WHAT IS ASKED: Set out every line bearing the string "JSON".

── EXTRACTED ENTRIES ──

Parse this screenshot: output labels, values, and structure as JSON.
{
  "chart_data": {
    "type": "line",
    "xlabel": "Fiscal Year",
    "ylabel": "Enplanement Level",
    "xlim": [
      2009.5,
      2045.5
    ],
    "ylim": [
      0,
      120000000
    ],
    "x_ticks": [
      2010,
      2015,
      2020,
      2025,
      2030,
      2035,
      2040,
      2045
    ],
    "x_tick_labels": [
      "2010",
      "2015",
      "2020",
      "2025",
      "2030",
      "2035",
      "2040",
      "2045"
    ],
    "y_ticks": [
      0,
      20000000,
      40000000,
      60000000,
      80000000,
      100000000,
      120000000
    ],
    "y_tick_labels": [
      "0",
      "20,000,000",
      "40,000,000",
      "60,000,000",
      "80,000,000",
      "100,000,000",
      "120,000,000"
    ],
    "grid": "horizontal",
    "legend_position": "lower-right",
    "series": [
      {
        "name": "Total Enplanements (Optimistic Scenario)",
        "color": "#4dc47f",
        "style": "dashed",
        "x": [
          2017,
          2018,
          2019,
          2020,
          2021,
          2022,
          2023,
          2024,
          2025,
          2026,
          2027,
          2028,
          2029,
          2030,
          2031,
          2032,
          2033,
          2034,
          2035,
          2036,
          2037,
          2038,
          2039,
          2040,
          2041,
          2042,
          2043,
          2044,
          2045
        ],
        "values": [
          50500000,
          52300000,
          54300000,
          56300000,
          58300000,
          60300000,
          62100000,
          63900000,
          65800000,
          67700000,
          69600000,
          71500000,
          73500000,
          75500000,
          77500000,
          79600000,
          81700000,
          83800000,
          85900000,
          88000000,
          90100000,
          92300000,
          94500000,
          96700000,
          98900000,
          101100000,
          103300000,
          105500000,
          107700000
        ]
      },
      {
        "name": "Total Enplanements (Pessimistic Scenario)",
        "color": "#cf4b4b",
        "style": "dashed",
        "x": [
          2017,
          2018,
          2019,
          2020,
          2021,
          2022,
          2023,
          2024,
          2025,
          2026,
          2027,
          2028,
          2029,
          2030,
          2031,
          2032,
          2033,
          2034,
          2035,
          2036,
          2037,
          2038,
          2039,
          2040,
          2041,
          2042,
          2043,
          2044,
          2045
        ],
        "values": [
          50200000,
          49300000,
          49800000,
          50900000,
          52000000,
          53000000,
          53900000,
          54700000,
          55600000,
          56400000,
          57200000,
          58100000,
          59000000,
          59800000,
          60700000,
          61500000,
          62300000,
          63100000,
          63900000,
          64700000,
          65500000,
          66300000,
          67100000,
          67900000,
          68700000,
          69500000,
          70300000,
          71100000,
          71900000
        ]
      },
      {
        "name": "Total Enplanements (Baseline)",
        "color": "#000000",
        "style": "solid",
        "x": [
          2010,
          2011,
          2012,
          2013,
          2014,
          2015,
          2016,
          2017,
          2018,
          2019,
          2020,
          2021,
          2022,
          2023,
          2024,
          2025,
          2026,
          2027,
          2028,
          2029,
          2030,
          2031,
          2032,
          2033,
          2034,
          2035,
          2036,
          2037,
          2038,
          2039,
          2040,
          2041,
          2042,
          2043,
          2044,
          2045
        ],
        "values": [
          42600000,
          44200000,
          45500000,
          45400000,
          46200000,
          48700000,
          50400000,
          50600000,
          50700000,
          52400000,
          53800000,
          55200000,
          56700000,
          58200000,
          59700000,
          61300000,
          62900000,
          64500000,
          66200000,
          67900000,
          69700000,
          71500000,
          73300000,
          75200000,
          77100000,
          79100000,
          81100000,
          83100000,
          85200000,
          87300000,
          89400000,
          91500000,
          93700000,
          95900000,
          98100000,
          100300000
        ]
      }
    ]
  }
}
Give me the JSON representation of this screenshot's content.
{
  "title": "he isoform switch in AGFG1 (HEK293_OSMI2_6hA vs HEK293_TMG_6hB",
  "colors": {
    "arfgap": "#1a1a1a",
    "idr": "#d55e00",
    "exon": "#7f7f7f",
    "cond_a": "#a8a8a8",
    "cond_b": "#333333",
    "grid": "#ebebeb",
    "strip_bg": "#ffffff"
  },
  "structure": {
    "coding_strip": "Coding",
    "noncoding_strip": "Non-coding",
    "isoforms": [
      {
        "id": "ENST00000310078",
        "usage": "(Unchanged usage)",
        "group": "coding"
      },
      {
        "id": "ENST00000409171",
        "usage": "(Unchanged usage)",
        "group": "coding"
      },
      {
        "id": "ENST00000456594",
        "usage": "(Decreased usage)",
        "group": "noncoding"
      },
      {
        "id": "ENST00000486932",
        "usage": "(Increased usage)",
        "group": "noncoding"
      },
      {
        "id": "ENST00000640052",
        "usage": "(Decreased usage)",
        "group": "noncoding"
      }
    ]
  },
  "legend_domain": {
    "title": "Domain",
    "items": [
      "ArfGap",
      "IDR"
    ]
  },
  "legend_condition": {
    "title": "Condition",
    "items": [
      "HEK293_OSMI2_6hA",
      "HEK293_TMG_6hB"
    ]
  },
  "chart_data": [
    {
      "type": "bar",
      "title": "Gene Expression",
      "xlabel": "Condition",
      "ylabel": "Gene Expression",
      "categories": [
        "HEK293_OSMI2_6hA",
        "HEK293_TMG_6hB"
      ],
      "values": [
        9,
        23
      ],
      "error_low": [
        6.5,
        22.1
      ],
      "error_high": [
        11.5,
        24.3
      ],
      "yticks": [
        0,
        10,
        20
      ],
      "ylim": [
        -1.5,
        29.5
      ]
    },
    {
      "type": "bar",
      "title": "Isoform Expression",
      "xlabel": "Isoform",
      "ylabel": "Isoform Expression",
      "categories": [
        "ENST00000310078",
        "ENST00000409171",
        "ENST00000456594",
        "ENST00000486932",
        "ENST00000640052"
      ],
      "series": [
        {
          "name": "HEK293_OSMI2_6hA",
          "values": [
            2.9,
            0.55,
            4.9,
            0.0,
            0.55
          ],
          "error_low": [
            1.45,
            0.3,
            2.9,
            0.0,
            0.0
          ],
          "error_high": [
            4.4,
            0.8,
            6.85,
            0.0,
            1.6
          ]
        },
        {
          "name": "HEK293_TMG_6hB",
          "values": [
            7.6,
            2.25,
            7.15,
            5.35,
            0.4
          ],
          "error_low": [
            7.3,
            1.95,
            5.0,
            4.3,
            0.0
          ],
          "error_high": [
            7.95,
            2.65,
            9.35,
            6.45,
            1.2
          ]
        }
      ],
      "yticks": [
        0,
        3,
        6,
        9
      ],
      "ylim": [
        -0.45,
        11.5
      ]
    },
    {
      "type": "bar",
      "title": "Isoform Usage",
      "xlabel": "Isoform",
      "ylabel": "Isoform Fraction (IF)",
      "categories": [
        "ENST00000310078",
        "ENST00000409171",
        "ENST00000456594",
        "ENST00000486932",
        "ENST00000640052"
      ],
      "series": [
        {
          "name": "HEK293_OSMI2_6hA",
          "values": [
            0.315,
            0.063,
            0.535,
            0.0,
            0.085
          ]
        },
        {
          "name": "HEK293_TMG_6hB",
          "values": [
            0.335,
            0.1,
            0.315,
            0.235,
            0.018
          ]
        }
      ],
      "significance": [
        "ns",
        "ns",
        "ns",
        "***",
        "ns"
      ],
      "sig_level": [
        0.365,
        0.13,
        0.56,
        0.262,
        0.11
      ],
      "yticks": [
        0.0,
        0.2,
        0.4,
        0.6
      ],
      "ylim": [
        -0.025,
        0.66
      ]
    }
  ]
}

───

FINISHED TASK:
Parse this screenshot: output labels, values, and structure as JSON.
Give me the JSON representation of this screenshot's content.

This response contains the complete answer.